(Dataset entries)

((

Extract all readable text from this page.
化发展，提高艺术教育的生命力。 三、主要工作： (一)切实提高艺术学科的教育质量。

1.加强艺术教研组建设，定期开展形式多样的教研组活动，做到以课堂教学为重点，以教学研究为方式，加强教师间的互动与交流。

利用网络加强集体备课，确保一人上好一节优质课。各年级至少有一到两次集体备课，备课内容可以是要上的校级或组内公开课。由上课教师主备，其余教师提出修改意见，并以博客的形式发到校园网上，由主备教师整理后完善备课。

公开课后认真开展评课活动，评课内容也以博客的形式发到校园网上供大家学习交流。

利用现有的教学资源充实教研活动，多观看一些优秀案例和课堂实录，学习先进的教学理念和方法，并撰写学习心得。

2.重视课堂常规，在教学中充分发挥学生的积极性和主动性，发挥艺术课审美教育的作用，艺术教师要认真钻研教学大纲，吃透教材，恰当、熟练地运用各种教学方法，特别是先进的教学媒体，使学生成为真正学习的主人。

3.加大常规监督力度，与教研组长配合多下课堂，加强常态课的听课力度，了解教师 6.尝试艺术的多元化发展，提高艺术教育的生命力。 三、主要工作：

))

> _TO BE DONE_
All records above must be set down exactly, please.

> _THE RESPONSE_
Extract all readable text from this page.
化发展，提高艺术教育的生命力。 三、主要工作： (一)切实提高艺术学科的教育质量。

1.加强艺术教研组建设，定期开展形式多样的教研组活动，做到以课堂教学为重点，以教学研究为方式，加强教师间的互动与交流。

利用网络加强集体备课，确保一人上好一节优质课。各年级至少有一到两次集体备课，备课内容可以是要上的校级或组内公开课。由上课教师主备，其余教师提出修改意见，并以博客的形式发到校园网上，由主备教师整理后完善备课。

公开课后认真开展评课活动，评课内容也以博客的形式发到校园网上供大家学习交流。

利用现有的教学资源充实教研活动，多观看一些优秀案例和课堂实录，学习先进的教学理念和方法，并撰写学习心得。

2.重视课堂常规，在教学中充分发挥学生的积极性和主动性，发挥艺术课审美教育的作用，艺术教师要认真钻研教学大纲，吃透教材，恰当、熟练地运用各种教学方法，特别是先进的教学媒体，使学生成为真正学习的主人。

3.加大常规监督力度，与教研组长配合多下课堂，加强常态课的听课力度，了解教师 6.尝试艺术的多元化发展，提高艺术教育的生命力。 三、主要工作：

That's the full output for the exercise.